### RECORD LIST:
··········

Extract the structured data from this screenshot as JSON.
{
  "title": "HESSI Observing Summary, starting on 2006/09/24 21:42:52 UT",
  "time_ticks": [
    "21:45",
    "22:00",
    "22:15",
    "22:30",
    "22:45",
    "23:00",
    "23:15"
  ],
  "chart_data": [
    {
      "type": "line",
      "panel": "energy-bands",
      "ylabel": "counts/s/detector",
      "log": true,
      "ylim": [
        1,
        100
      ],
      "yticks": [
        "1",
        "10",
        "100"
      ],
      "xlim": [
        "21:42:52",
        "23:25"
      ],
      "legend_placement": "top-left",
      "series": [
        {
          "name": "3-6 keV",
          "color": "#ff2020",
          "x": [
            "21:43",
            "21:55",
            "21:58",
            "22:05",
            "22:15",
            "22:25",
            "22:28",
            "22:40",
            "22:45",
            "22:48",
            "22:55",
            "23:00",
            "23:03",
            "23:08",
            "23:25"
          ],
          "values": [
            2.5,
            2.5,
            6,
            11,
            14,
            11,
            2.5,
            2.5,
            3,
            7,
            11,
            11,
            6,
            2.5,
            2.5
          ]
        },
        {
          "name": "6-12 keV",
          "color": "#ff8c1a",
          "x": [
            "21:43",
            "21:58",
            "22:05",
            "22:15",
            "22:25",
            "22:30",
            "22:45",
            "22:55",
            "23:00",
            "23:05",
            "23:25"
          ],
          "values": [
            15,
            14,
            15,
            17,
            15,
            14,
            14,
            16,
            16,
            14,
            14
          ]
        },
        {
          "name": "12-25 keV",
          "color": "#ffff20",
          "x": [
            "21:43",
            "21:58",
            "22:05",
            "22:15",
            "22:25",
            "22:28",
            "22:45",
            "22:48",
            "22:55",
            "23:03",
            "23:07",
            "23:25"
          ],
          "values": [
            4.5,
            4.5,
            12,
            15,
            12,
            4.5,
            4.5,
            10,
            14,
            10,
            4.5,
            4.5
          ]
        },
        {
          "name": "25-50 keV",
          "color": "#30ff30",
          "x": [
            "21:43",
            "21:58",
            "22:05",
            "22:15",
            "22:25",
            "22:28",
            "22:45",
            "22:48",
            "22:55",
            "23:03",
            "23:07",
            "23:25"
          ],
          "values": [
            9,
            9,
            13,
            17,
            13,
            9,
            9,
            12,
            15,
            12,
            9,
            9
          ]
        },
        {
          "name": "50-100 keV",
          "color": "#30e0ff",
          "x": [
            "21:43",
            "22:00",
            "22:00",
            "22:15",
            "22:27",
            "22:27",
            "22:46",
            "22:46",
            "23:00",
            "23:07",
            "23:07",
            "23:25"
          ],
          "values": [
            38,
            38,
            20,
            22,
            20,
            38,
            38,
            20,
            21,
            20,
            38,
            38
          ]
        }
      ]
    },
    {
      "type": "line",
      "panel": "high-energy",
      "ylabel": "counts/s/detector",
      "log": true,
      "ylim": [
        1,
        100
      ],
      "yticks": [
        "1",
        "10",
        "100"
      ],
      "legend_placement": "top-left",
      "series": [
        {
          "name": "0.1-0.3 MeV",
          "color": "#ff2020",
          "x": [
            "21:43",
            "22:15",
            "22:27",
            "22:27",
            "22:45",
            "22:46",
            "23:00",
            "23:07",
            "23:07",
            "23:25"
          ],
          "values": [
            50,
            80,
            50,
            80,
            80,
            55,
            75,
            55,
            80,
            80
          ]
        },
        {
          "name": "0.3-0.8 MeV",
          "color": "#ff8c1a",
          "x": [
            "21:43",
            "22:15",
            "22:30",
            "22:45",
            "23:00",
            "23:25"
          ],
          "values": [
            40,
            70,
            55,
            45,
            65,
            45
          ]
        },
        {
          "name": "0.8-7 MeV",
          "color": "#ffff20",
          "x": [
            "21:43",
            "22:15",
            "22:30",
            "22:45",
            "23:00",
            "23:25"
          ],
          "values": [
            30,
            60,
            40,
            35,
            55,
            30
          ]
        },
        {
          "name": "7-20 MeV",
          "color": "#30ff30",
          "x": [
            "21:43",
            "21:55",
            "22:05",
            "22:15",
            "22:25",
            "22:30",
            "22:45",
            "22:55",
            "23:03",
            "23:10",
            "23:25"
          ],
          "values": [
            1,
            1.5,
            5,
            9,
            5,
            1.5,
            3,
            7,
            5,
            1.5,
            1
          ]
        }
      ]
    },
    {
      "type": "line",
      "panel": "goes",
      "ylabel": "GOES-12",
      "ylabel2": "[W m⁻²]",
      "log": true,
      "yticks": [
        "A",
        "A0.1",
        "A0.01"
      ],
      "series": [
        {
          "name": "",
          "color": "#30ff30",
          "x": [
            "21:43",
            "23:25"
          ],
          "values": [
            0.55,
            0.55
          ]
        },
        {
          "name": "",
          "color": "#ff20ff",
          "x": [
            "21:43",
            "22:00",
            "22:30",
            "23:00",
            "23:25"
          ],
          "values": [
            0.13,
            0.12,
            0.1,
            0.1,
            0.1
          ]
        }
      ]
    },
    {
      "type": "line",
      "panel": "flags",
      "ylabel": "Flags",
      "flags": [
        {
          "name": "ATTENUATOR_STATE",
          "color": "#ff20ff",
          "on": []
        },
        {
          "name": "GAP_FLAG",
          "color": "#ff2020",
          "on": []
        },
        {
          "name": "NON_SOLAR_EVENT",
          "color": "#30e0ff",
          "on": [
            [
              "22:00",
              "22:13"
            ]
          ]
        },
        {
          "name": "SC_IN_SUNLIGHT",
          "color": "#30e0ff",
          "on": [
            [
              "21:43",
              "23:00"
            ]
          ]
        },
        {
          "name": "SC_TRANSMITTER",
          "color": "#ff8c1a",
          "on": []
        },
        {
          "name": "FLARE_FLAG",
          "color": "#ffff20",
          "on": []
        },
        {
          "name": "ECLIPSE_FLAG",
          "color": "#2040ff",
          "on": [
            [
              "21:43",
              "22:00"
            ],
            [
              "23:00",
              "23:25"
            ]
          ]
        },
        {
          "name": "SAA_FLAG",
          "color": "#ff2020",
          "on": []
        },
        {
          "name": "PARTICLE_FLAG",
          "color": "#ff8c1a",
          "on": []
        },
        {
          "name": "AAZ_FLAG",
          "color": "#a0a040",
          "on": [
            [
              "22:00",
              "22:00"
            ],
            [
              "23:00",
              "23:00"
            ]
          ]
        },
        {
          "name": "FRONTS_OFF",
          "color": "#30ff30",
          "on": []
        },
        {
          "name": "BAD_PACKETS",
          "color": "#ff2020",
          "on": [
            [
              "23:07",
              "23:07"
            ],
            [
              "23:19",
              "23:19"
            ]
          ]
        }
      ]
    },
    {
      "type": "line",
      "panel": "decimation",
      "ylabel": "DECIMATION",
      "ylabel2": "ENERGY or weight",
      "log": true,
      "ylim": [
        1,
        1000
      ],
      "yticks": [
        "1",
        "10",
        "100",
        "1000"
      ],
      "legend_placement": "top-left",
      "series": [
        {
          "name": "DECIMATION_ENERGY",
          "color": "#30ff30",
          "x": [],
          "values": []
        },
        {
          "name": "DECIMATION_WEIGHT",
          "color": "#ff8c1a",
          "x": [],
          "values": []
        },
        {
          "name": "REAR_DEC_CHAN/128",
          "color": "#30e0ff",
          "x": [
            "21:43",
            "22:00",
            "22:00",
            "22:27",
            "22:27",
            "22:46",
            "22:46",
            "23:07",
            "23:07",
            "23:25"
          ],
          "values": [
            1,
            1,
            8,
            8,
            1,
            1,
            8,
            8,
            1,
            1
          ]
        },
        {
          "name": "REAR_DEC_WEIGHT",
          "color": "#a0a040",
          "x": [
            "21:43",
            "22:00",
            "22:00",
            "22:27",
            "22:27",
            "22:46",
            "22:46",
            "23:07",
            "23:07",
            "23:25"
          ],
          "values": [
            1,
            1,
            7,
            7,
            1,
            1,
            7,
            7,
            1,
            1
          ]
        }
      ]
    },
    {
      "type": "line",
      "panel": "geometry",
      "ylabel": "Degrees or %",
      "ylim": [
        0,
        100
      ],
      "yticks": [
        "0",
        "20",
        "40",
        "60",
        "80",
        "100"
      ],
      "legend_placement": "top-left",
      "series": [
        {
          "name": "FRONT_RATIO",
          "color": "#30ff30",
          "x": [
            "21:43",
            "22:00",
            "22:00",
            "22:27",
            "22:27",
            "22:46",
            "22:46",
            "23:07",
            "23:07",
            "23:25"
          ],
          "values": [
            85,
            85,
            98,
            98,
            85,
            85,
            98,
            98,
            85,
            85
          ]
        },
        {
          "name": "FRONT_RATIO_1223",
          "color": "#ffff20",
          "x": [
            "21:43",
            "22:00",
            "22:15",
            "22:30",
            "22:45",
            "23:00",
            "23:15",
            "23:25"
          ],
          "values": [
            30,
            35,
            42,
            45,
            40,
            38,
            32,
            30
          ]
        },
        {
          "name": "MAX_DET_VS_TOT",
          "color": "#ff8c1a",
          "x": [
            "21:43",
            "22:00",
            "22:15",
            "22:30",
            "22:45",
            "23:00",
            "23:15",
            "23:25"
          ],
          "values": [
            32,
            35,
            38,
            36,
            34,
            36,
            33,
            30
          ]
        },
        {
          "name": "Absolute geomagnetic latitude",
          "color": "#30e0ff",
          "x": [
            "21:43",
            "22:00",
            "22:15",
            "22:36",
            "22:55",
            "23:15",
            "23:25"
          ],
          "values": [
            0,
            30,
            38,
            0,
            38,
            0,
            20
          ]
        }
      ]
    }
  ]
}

··········

### WHAT IS ASKED:
Copy each line of the preceding data that contains the string "panel".

### EXPECTED OUTPUT:
      "panel": "energy-bands",
      "panel": "high-energy",
      "panel": "goes",
      "panel": "flags",
      "panel": "decimation",
      "panel": "geometry",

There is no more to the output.